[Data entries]
————————

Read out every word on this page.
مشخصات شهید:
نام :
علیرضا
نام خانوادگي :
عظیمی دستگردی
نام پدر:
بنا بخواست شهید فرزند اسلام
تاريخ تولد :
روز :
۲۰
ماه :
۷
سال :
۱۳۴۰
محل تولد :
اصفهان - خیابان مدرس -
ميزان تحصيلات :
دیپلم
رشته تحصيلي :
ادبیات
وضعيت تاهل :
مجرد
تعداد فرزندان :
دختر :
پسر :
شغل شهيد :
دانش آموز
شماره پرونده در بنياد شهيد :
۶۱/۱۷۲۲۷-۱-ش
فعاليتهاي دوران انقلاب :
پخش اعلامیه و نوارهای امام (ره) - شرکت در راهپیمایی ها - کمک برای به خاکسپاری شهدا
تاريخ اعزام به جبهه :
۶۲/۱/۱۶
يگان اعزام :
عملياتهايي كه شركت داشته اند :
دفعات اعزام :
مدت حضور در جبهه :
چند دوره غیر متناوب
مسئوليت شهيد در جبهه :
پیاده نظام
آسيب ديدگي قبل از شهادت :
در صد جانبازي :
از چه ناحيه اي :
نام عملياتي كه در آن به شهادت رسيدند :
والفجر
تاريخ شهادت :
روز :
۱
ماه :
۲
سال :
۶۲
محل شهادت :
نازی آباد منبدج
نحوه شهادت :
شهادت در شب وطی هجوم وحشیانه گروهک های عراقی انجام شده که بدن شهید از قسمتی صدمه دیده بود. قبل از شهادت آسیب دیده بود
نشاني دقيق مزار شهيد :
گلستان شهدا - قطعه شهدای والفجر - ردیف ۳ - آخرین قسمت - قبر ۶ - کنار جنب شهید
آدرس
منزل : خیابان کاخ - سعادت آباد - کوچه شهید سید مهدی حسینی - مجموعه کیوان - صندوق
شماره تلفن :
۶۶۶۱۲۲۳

————————

#### [Task instructions]
Of the lines in the material, how many contain the word "شهید"? Reply with the number and nothing else.

#### [Response to this exercise]
5